### TASK
Copy, from the entries below, each line in which the string "this" appears.
§
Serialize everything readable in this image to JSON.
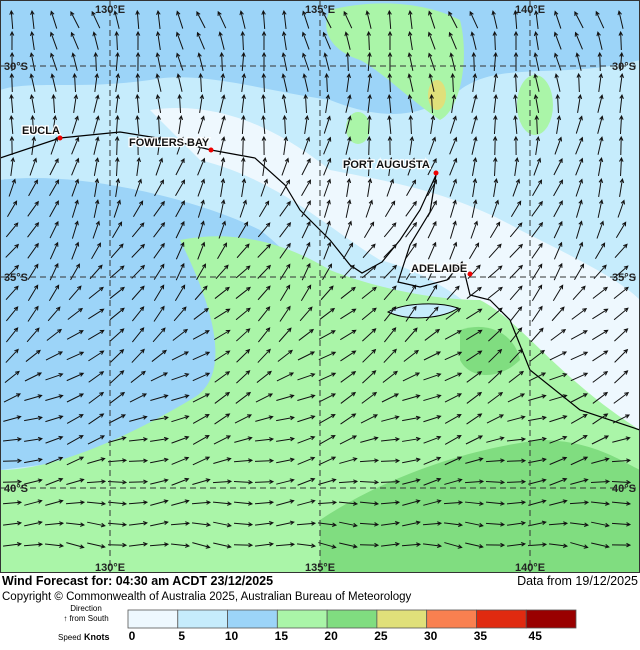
{
  "map": {
    "lon_labels": [
      "130°E",
      "135°E",
      "140°E"
    ],
    "lat_labels": [
      "30°S",
      "35°S",
      "40°S"
    ],
    "places": [
      "EUCLA",
      "FOWLERS BAY",
      "PORT AUGUSTA",
      "ADELAIDE"
    ]
  },
  "footer": {
    "title": "Wind Forecast for: 04:30 am ACDT 23/12/2025",
    "data_from": "Data from 19/12/2025",
    "copyright": "Copyright © Commonwealth of Australia 2025, Australian Bureau of Meteorology"
  },
  "legend": {
    "direction": "Direction",
    "from_south": "↑ from South",
    "speed": "Speed",
    "units": "Knots",
    "ticks": [
      0,
      5,
      10,
      15,
      20,
      25,
      30,
      35,
      45
    ],
    "colors": [
      "#eef8fe",
      "#c6ecfc",
      "#9cd4f8",
      "#aaf5a8",
      "#80dd80",
      "#e0e07a",
      "#f98050",
      "#e02a10",
      "#990000"
    ]
  }
}
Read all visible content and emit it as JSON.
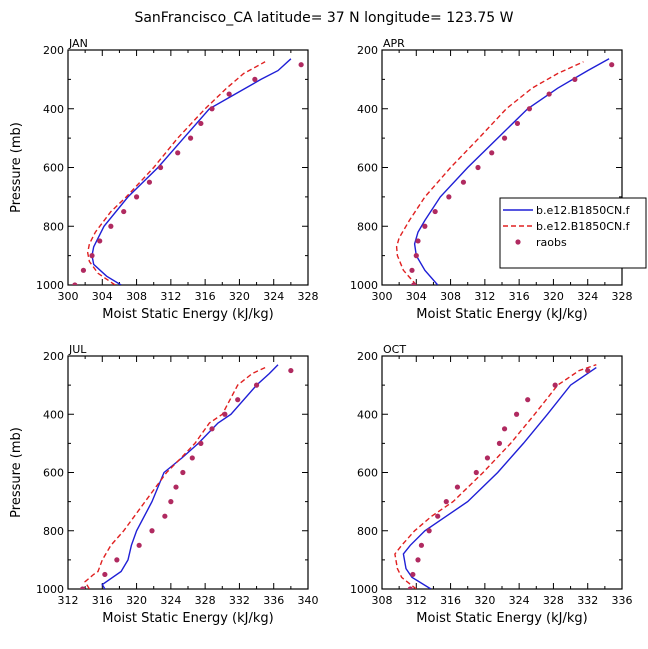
{
  "title": "SanFrancisco_CA  latitude= 37 N longitude= 123.75 W",
  "colors": {
    "model1": "#1f1fd6",
    "model2": "#e02020",
    "obs": "#b02a60",
    "axis": "#000000"
  },
  "legend": {
    "placement": "right edge of APR panel",
    "entries": [
      {
        "label": "b.e12.B1850CN.f",
        "style": "solid",
        "color": "#1f1fd6"
      },
      {
        "label": "b.e12.B1850CN.f",
        "style": "dashed",
        "color": "#e02020"
      },
      {
        "label": "raobs",
        "style": "dots",
        "color": "#b02a60"
      }
    ]
  },
  "chart_data": [
    {
      "type": "line",
      "panel": "JAN",
      "xlabel": "Moist Static Energy (kJ/kg)",
      "ylabel": "Pressure (mb)",
      "xlim": [
        300,
        328
      ],
      "xticks": [
        300,
        304,
        308,
        312,
        316,
        320,
        324,
        328
      ],
      "ylim": [
        1000,
        200
      ],
      "yticks": [
        200,
        400,
        600,
        800,
        1000
      ],
      "series": [
        {
          "style": "solid",
          "color": "#1f1fd6",
          "points": [
            [
              306.2,
              1000
            ],
            [
              304.5,
              970
            ],
            [
              303.0,
              930
            ],
            [
              302.8,
              900
            ],
            [
              303.0,
              870
            ],
            [
              304.2,
              800
            ],
            [
              307.0,
              700
            ],
            [
              310.5,
              600
            ],
            [
              313.5,
              500
            ],
            [
              316.5,
              400
            ],
            [
              319.5,
              350
            ],
            [
              322.5,
              300
            ],
            [
              324.5,
              270
            ],
            [
              326.0,
              230
            ]
          ]
        },
        {
          "style": "dashed",
          "color": "#e02020",
          "points": [
            [
              305.5,
              1000
            ],
            [
              303.5,
              960
            ],
            [
              302.5,
              920
            ],
            [
              302.3,
              890
            ],
            [
              302.5,
              860
            ],
            [
              303.2,
              820
            ],
            [
              305.0,
              750
            ],
            [
              306.8,
              700
            ],
            [
              310.0,
              600
            ],
            [
              312.8,
              500
            ],
            [
              316.0,
              400
            ],
            [
              318.5,
              330
            ],
            [
              320.5,
              280
            ],
            [
              323.0,
              240
            ]
          ]
        },
        {
          "style": "dots",
          "color": "#b02a60",
          "points": [
            [
              300.8,
              1000
            ],
            [
              301.8,
              950
            ],
            [
              302.8,
              900
            ],
            [
              303.7,
              850
            ],
            [
              305.0,
              800
            ],
            [
              306.5,
              750
            ],
            [
              308.0,
              700
            ],
            [
              309.5,
              650
            ],
            [
              310.8,
              600
            ],
            [
              312.8,
              550
            ],
            [
              314.3,
              500
            ],
            [
              315.5,
              450
            ],
            [
              316.8,
              400
            ],
            [
              318.8,
              350
            ],
            [
              321.8,
              300
            ],
            [
              327.2,
              250
            ]
          ]
        }
      ]
    },
    {
      "type": "line",
      "panel": "APR",
      "xlabel": "Moist Static Energy (kJ/kg)",
      "ylabel": "",
      "xlim": [
        300,
        328
      ],
      "xticks": [
        300,
        304,
        308,
        312,
        316,
        320,
        324,
        328
      ],
      "ylim": [
        1000,
        200
      ],
      "yticks": [
        200,
        400,
        600,
        800,
        1000
      ],
      "series": [
        {
          "style": "solid",
          "color": "#1f1fd6",
          "points": [
            [
              306.5,
              1000
            ],
            [
              305.0,
              950
            ],
            [
              304.0,
              900
            ],
            [
              303.8,
              860
            ],
            [
              304.2,
              820
            ],
            [
              305.0,
              780
            ],
            [
              306.8,
              700
            ],
            [
              310.0,
              600
            ],
            [
              313.5,
              500
            ],
            [
              317.0,
              400
            ],
            [
              320.5,
              330
            ],
            [
              324.0,
              270
            ],
            [
              326.5,
              230
            ]
          ]
        },
        {
          "style": "dashed",
          "color": "#e02020",
          "points": [
            [
              304.0,
              1000
            ],
            [
              302.5,
              950
            ],
            [
              301.8,
              900
            ],
            [
              301.7,
              870
            ],
            [
              302.0,
              840
            ],
            [
              303.2,
              780
            ],
            [
              305.0,
              700
            ],
            [
              308.0,
              600
            ],
            [
              311.3,
              500
            ],
            [
              314.5,
              400
            ],
            [
              317.5,
              330
            ],
            [
              320.5,
              280
            ],
            [
              323.5,
              240
            ]
          ]
        },
        {
          "style": "dots",
          "color": "#b02a60",
          "points": [
            [
              303.7,
              1000
            ],
            [
              303.5,
              950
            ],
            [
              304.0,
              900
            ],
            [
              304.2,
              850
            ],
            [
              305.0,
              800
            ],
            [
              306.2,
              750
            ],
            [
              307.8,
              700
            ],
            [
              309.5,
              650
            ],
            [
              311.2,
              600
            ],
            [
              312.8,
              550
            ],
            [
              314.3,
              500
            ],
            [
              315.8,
              450
            ],
            [
              317.2,
              400
            ],
            [
              319.5,
              350
            ],
            [
              322.5,
              300
            ],
            [
              326.8,
              250
            ]
          ]
        }
      ]
    },
    {
      "type": "line",
      "panel": "JUL",
      "xlabel": "Moist Static Energy (kJ/kg)",
      "ylabel": "Pressure (mb)",
      "xlim": [
        312,
        340
      ],
      "xticks": [
        312,
        316,
        320,
        324,
        328,
        332,
        336,
        340
      ],
      "ylim": [
        1000,
        200
      ],
      "yticks": [
        200,
        400,
        600,
        800,
        1000
      ],
      "series": [
        {
          "style": "solid",
          "color": "#1f1fd6",
          "points": [
            [
              316.3,
              1000
            ],
            [
              316.0,
              985
            ],
            [
              318.2,
              940
            ],
            [
              319.0,
              900
            ],
            [
              319.4,
              850
            ],
            [
              320.0,
              800
            ],
            [
              321.8,
              700
            ],
            [
              323.2,
              600
            ],
            [
              325.3,
              550
            ],
            [
              327.2,
              500
            ],
            [
              329.5,
              430
            ],
            [
              331.0,
              400
            ],
            [
              334.0,
              300
            ],
            [
              335.5,
              260
            ],
            [
              336.5,
              230
            ]
          ]
        },
        {
          "style": "dashed",
          "color": "#e02020",
          "points": [
            [
              314.5,
              1000
            ],
            [
              314.0,
              975
            ],
            [
              315.0,
              950
            ],
            [
              315.5,
              940
            ],
            [
              316.0,
              900
            ],
            [
              317.0,
              850
            ],
            [
              318.5,
              800
            ],
            [
              321.0,
              700
            ],
            [
              323.5,
              600
            ],
            [
              325.2,
              550
            ],
            [
              326.8,
              500
            ],
            [
              328.5,
              430
            ],
            [
              330.0,
              400
            ],
            [
              331.8,
              300
            ],
            [
              333.5,
              260
            ],
            [
              335.0,
              240
            ]
          ]
        },
        {
          "style": "dots",
          "color": "#b02a60",
          "points": [
            [
              313.7,
              1000
            ],
            [
              316.3,
              950
            ],
            [
              317.7,
              900
            ],
            [
              320.3,
              850
            ],
            [
              321.8,
              800
            ],
            [
              323.3,
              750
            ],
            [
              324.0,
              700
            ],
            [
              324.6,
              650
            ],
            [
              325.4,
              600
            ],
            [
              326.5,
              550
            ],
            [
              327.5,
              500
            ],
            [
              328.8,
              450
            ],
            [
              330.3,
              400
            ],
            [
              331.8,
              350
            ],
            [
              334.0,
              300
            ],
            [
              338.0,
              250
            ]
          ]
        }
      ]
    },
    {
      "type": "line",
      "panel": "OCT",
      "xlabel": "Moist Static Energy (kJ/kg)",
      "ylabel": "",
      "xlim": [
        308,
        336
      ],
      "xticks": [
        308,
        312,
        316,
        320,
        324,
        328,
        332,
        336
      ],
      "ylim": [
        1000,
        200
      ],
      "yticks": [
        200,
        400,
        600,
        800,
        1000
      ],
      "series": [
        {
          "style": "solid",
          "color": "#1f1fd6",
          "points": [
            [
              313.7,
              1000
            ],
            [
              311.5,
              960
            ],
            [
              310.8,
              930
            ],
            [
              310.5,
              880
            ],
            [
              311.3,
              850
            ],
            [
              313.0,
              800
            ],
            [
              315.5,
              750
            ],
            [
              318.0,
              700
            ],
            [
              321.5,
              600
            ],
            [
              324.5,
              500
            ],
            [
              327.3,
              400
            ],
            [
              330.0,
              300
            ],
            [
              333.0,
              240
            ]
          ]
        },
        {
          "style": "dashed",
          "color": "#e02020",
          "points": [
            [
              312.0,
              1000
            ],
            [
              310.3,
              960
            ],
            [
              309.8,
              930
            ],
            [
              309.5,
              880
            ],
            [
              310.3,
              850
            ],
            [
              311.8,
              800
            ],
            [
              313.8,
              750
            ],
            [
              316.3,
              700
            ],
            [
              319.8,
              600
            ],
            [
              323.0,
              500
            ],
            [
              325.8,
              400
            ],
            [
              328.5,
              300
            ],
            [
              331.0,
              250
            ],
            [
              333.0,
              230
            ]
          ]
        },
        {
          "style": "dots",
          "color": "#b02a60",
          "points": [
            [
              311.3,
              1000
            ],
            [
              311.6,
              950
            ],
            [
              312.2,
              900
            ],
            [
              312.6,
              850
            ],
            [
              313.5,
              800
            ],
            [
              314.5,
              750
            ],
            [
              315.5,
              700
            ],
            [
              316.8,
              650
            ],
            [
              319.0,
              600
            ],
            [
              320.3,
              550
            ],
            [
              321.7,
              500
            ],
            [
              322.3,
              450
            ],
            [
              323.7,
              400
            ],
            [
              325.0,
              350
            ],
            [
              328.2,
              300
            ],
            [
              332.0,
              250
            ]
          ]
        }
      ]
    }
  ]
}
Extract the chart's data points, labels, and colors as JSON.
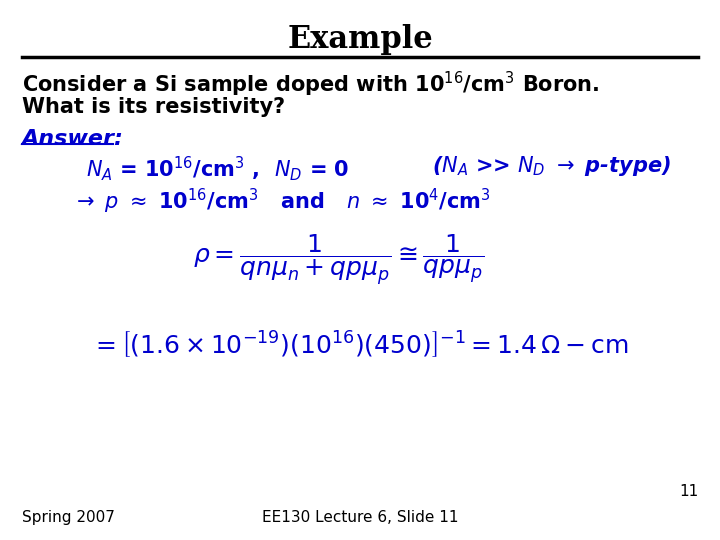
{
  "title": "Example",
  "bg_color": "#ffffff",
  "text_color": "#000000",
  "blue_color": "#0000cd",
  "title_fontsize": 22,
  "body_fontsize": 15,
  "footer_fontsize": 11,
  "slide_number": "11",
  "footer_left": "Spring 2007",
  "footer_center": "EE130 Lecture 6, Slide 11"
}
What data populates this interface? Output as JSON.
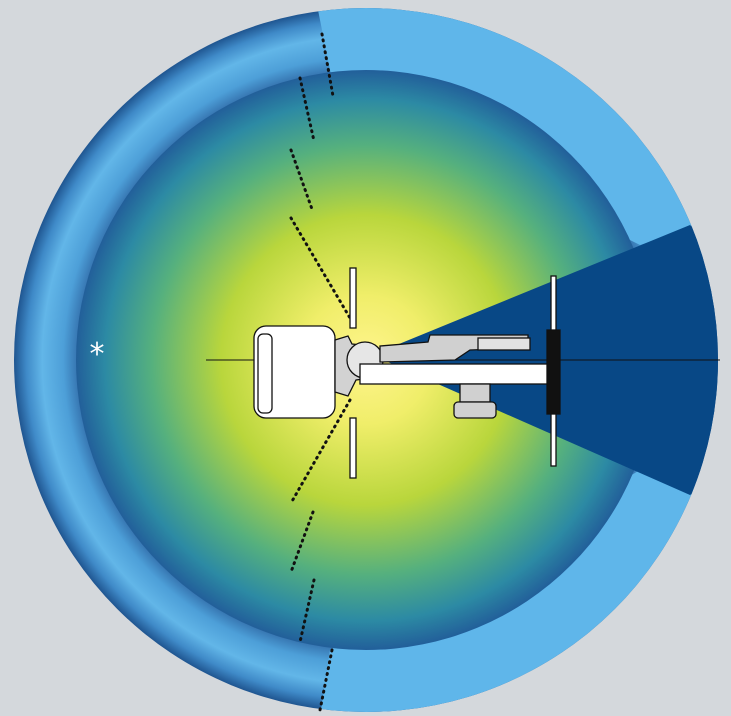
{
  "diagram": {
    "markers": {
      "asterisk": "*"
    },
    "colors": {
      "background": "#d4d8dc",
      "outer_ring": "#5ab4e6",
      "outer_ring_dark": "#1f5f9e",
      "inner_center": "#fff689",
      "inner_mid": "#b9d43e",
      "inner_edge": "#2a6ea8",
      "blind_zone": "#084886",
      "machine_fill": "#ffffff",
      "machine_gray": "#c4c4c4",
      "implement": "#111111"
    }
  }
}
§
### COMPLETE OUTPUT
Serialize everything readable in this image to JSON.
What data populates this interface? Output as JSON.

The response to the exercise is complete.